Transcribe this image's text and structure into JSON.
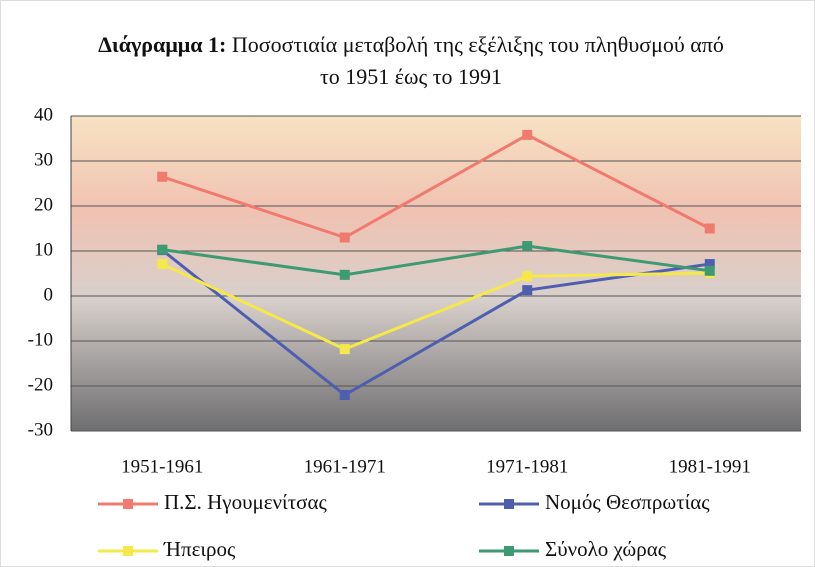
{
  "chart_data": {
    "type": "line",
    "title_label": "Διάγραμμα 1:",
    "title": "Ποσοστιαία μεταβολή της εξέλιξης του πληθυσμού από το 1951 έως το 1991",
    "categories": [
      "1951-1961",
      "1961-1971",
      "1971-1981",
      "1981-1991"
    ],
    "series": [
      {
        "name": "Π.Σ. Ηγουμενίτσας",
        "color": "#f07a6e",
        "values": [
          26.5,
          13,
          35.8,
          15
        ]
      },
      {
        "name": "Νομός Θεσπρωτίας",
        "color": "#4f5fb0",
        "values": [
          10.2,
          -22,
          1.3,
          7.1
        ]
      },
      {
        "name": "Ήπειρος",
        "color": "#f5e84a",
        "values": [
          7.1,
          -11.8,
          4.4,
          5.1
        ]
      },
      {
        "name": "Σύνολο χώρας",
        "color": "#3e9a72",
        "values": [
          10.3,
          4.7,
          11.1,
          5.6
        ]
      }
    ],
    "ylim": [
      -30,
      40
    ],
    "yticks": [
      -30,
      -20,
      -10,
      0,
      10,
      20,
      30,
      40
    ],
    "grid": true
  }
}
━━━━
_SHORT PROBLEM_
Reproduce every line of the material precisely, omitting its pictures.

_FINAL RESULT_
Transcribe this image's text and structure into JSON.
{
  "chart_data": {
    "type": "line",
    "title_label": "Διάγραμμα 1:",
    "title": "Ποσοστιαία μεταβολή της εξέλιξης του πληθυσμού από το 1951 έως το 1991",
    "categories": [
      "1951-1961",
      "1961-1971",
      "1971-1981",
      "1981-1991"
    ],
    "series": [
      {
        "name": "Π.Σ. Ηγουμενίτσας",
        "color": "#f07a6e",
        "values": [
          26.5,
          13,
          35.8,
          15
        ]
      },
      {
        "name": "Νομός Θεσπρωτίας",
        "color": "#4f5fb0",
        "values": [
          10.2,
          -22,
          1.3,
          7.1
        ]
      },
      {
        "name": "Ήπειρος",
        "color": "#f5e84a",
        "values": [
          7.1,
          -11.8,
          4.4,
          5.1
        ]
      },
      {
        "name": "Σύνολο χώρας",
        "color": "#3e9a72",
        "values": [
          10.3,
          4.7,
          11.1,
          5.6
        ]
      }
    ],
    "ylim": [
      -30,
      40
    ],
    "yticks": [
      -30,
      -20,
      -10,
      0,
      10,
      20,
      30,
      40
    ],
    "grid": true
  }
}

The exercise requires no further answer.